** START OF Given information **

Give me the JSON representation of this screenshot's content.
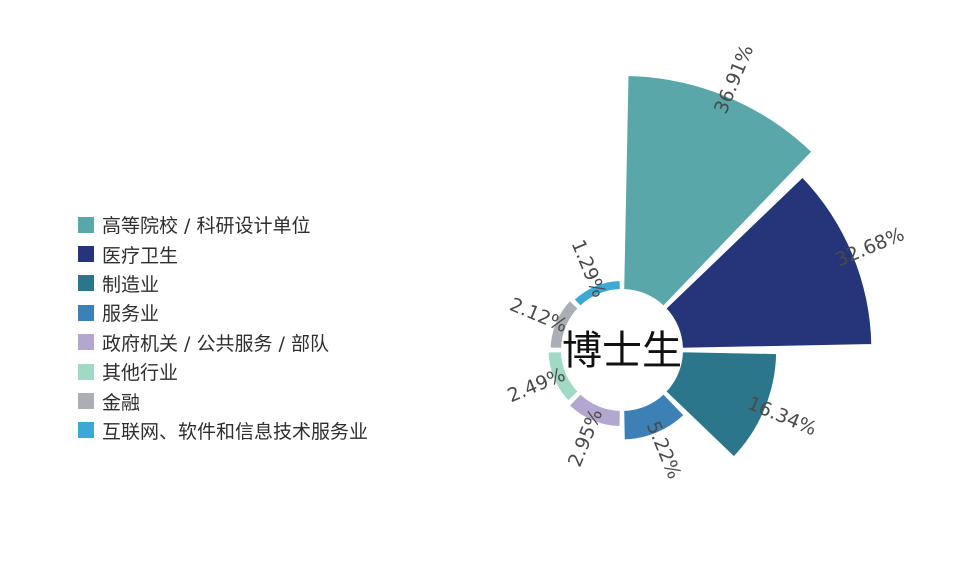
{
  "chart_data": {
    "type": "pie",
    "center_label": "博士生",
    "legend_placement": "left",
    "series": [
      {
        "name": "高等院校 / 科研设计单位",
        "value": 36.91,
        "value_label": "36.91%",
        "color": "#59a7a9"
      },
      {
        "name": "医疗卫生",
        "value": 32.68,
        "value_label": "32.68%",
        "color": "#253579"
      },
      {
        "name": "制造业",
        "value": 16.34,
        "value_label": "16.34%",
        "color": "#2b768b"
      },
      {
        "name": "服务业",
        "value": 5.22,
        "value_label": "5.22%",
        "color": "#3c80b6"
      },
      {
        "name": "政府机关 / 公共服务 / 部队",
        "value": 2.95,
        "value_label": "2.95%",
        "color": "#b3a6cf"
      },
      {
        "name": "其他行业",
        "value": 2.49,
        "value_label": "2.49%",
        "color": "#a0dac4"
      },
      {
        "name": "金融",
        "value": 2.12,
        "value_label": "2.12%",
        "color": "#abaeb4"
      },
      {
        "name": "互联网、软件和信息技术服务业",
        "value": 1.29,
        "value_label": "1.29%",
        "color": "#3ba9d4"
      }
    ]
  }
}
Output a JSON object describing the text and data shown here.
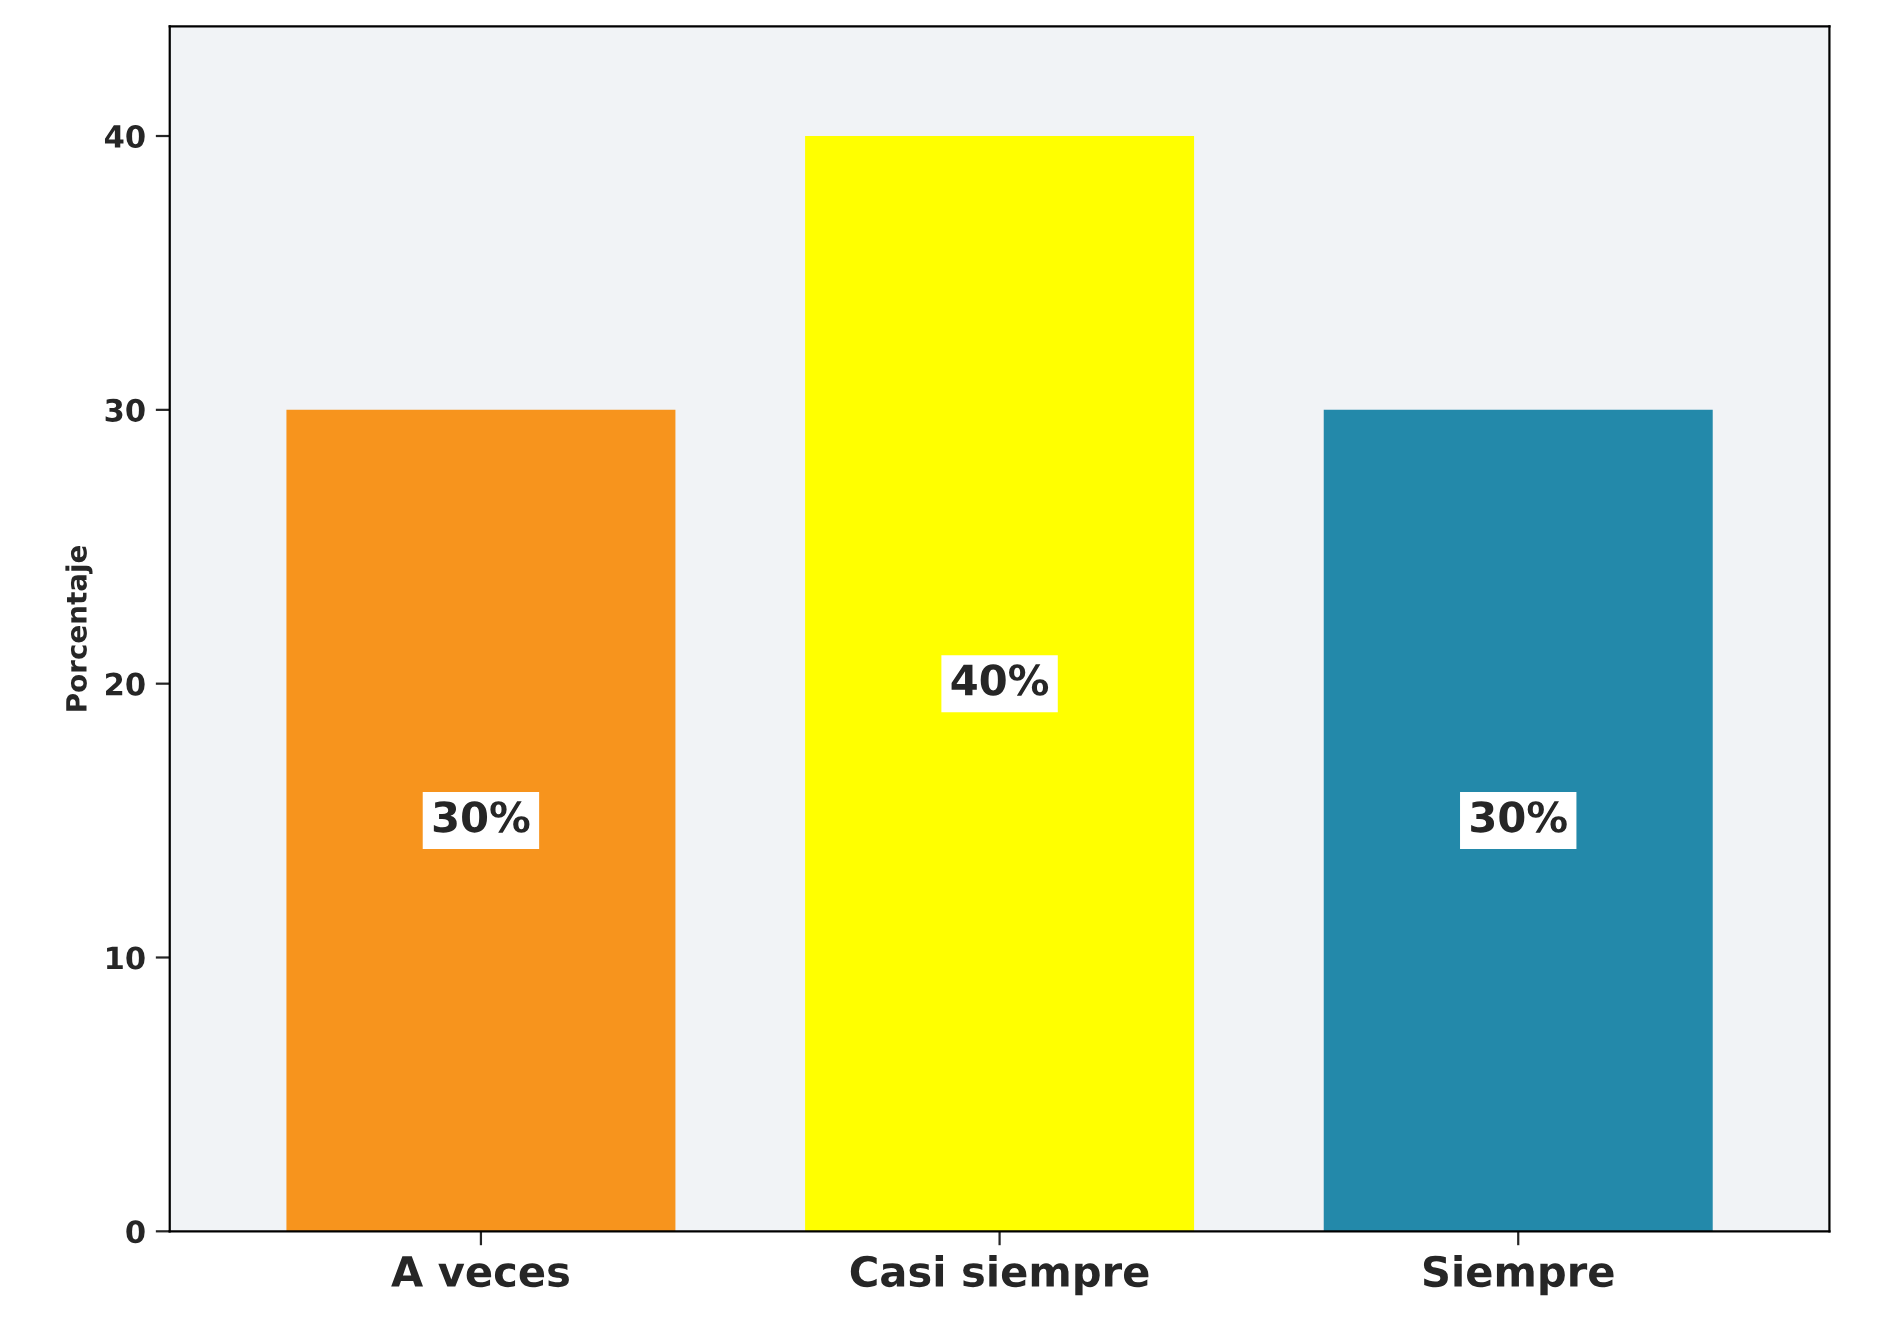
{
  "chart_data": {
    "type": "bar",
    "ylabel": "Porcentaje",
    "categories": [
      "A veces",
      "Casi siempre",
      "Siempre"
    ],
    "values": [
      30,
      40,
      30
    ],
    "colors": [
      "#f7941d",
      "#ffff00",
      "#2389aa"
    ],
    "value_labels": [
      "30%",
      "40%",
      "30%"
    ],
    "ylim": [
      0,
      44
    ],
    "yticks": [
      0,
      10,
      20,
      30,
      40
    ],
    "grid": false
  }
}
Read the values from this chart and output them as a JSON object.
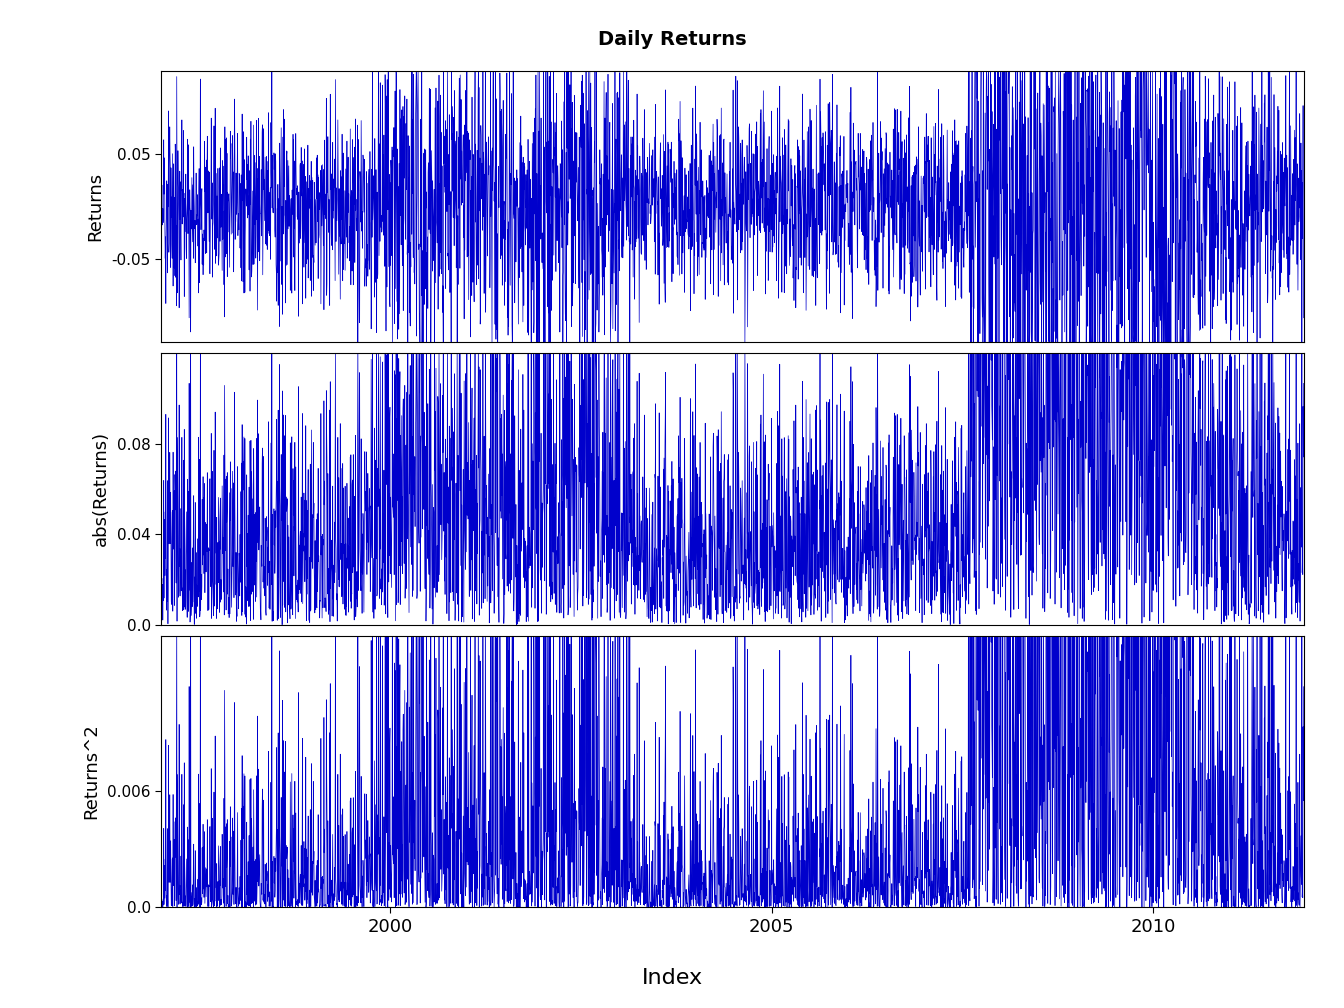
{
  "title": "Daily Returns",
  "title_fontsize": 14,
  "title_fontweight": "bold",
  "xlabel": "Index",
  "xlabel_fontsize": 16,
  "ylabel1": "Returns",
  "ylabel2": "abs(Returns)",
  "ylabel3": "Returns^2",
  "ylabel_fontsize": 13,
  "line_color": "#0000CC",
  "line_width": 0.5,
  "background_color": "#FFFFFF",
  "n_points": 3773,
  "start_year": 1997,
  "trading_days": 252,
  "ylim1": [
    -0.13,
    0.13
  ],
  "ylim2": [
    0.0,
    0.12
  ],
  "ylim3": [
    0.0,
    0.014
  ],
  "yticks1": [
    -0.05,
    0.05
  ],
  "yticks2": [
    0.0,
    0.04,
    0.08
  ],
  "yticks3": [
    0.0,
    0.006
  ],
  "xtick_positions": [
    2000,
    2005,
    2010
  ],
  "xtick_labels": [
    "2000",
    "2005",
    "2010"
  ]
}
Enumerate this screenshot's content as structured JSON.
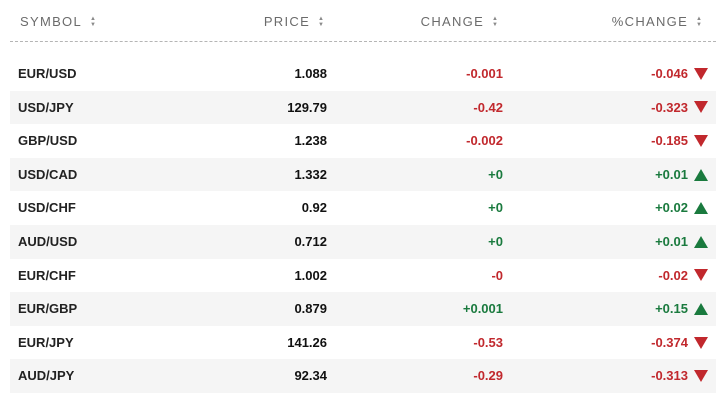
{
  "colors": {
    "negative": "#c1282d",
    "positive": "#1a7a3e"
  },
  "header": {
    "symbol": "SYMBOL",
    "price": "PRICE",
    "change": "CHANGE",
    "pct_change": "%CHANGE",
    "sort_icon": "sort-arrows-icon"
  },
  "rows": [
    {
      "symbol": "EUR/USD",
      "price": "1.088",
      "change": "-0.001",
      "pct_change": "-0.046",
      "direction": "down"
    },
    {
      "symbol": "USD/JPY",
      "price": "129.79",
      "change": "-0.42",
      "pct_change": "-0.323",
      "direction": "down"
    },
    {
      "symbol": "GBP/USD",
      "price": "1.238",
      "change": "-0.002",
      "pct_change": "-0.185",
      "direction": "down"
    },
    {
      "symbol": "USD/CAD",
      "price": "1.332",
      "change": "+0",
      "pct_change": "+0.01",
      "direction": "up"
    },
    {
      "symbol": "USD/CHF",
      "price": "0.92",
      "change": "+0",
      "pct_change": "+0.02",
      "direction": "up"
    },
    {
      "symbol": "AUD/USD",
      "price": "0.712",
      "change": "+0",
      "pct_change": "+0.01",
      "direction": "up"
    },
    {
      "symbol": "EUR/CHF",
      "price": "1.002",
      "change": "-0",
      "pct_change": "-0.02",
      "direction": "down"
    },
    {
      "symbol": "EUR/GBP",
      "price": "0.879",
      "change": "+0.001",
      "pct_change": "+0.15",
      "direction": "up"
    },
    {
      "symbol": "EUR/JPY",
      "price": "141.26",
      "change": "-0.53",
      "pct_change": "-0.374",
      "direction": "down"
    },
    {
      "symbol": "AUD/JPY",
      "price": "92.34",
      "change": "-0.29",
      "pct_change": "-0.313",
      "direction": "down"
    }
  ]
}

** END OF Given information **

# What this task involves
Repeat the listing above exactly, with no pictures.

# Task result
Give me the JSON representation of this screenshot's content.
{
  "chart_data": {
    "type": "pie",
    "center_label": "博士生",
    "legend_placement": "left",
    "series": [
      {
        "name": "高等院校 / 科研设计单位",
        "value": 36.91,
        "value_label": "36.91%",
        "color": "#59a7a9"
      },
      {
        "name": "医疗卫生",
        "value": 32.68,
        "value_label": "32.68%",
        "color": "#253579"
      },
      {
        "name": "制造业",
        "value": 16.34,
        "value_label": "16.34%",
        "color": "#2b768b"
      },
      {
        "name": "服务业",
        "value": 5.22,
        "value_label": "5.22%",
        "color": "#3c80b6"
      },
      {
        "name": "政府机关 / 公共服务 / 部队",
        "value": 2.95,
        "value_label": "2.95%",
        "color": "#b3a6cf"
      },
      {
        "name": "其他行业",
        "value": 2.49,
        "value_label": "2.49%",
        "color": "#a0dac4"
      },
      {
        "name": "金融",
        "value": 2.12,
        "value_label": "2.12%",
        "color": "#abaeb4"
      },
      {
        "name": "互联网、软件和信息技术服务业",
        "value": 1.29,
        "value_label": "1.29%",
        "color": "#3ba9d4"
      }
    ]
  }
}
Output a JSON object describing the text and data shown here.
{
  "chart_data": {
    "type": "bar",
    "ylabel": "Porcentaje",
    "categories": [
      "A veces",
      "Casi siempre",
      "Siempre"
    ],
    "values": [
      30,
      40,
      30
    ],
    "colors": [
      "#f7941d",
      "#ffff00",
      "#2389aa"
    ],
    "value_labels": [
      "30%",
      "40%",
      "30%"
    ],
    "ylim": [
      0,
      44
    ],
    "yticks": [
      0,
      10,
      20,
      30,
      40
    ],
    "grid": false
  }
}
Read the values from this chart and output them as a JSON object.
{
  "title": "Daily Returns",
  "title_fontsize": 14,
  "title_fontweight": "bold",
  "xlabel": "Index",
  "xlabel_fontsize": 16,
  "ylabel1": "Returns",
  "ylabel2": "abs(Returns)",
  "ylabel3": "Returns^2",
  "ylabel_fontsize": 13,
  "line_color": "#0000CC",
  "line_width": 0.5,
  "background_color": "#FFFFFF",
  "n_points": 3773,
  "start_year": 1997,
  "trading_days": 252,
  "ylim1": [
    -0.13,
    0.13
  ],
  "ylim2": [
    0.0,
    0.12
  ],
  "ylim3": [
    0.0,
    0.014
  ],
  "yticks1": [
    -0.05,
    0.05
  ],
  "yticks2": [
    0.0,
    0.04,
    0.08
  ],
  "yticks3": [
    0.0,
    0.006
  ],
  "xtick_positions": [
    2000,
    2005,
    2010
  ],
  "xtick_labels": [
    "2000",
    "2005",
    "2010"
  ]
}
Enumerate this screenshot's content as structured JSON.
{
  "colors": {
    "negative": "#c1282d",
    "positive": "#1a7a3e"
  },
  "header": {
    "symbol": "SYMBOL",
    "price": "PRICE",
    "change": "CHANGE",
    "pct_change": "%CHANGE",
    "sort_icon": "sort-arrows-icon"
  },
  "rows": [
    {
      "symbol": "EUR/USD",
      "price": "1.088",
      "change": "-0.001",
      "pct_change": "-0.046",
      "direction": "down"
    },
    {
      "symbol": "USD/JPY",
      "price": "129.79",
      "change": "-0.42",
      "pct_change": "-0.323",
      "direction": "down"
    },
    {
      "symbol": "GBP/USD",
      "price": "1.238",
      "change": "-0.002",
      "pct_change": "-0.185",
      "direction": "down"
    },
    {
      "symbol": "USD/CAD",
      "price": "1.332",
      "change": "+0",
      "pct_change": "+0.01",
      "direction": "up"
    },
    {
      "symbol": "USD/CHF",
      "price": "0.92",
      "change": "+0",
      "pct_change": "+0.02",
      "direction": "up"
    },
    {
      "symbol": "AUD/USD",
      "price": "0.712",
      "change": "+0",
      "pct_change": "+0.01",
      "direction": "up"
    },
    {
      "symbol": "EUR/CHF",
      "price": "1.002",
      "change": "-0",
      "pct_change": "-0.02",
      "direction": "down"
    },
    {
      "symbol": "EUR/GBP",
      "price": "0.879",
      "change": "+0.001",
      "pct_change": "+0.15",
      "direction": "up"
    },
    {
      "symbol": "EUR/JPY",
      "price": "141.26",
      "change": "-0.53",
      "pct_change": "-0.374",
      "direction": "down"
    },
    {
      "symbol": "AUD/JPY",
      "price": "92.34",
      "change": "-0.29",
      "pct_change": "-0.313",
      "direction": "down"
    }
  ]
}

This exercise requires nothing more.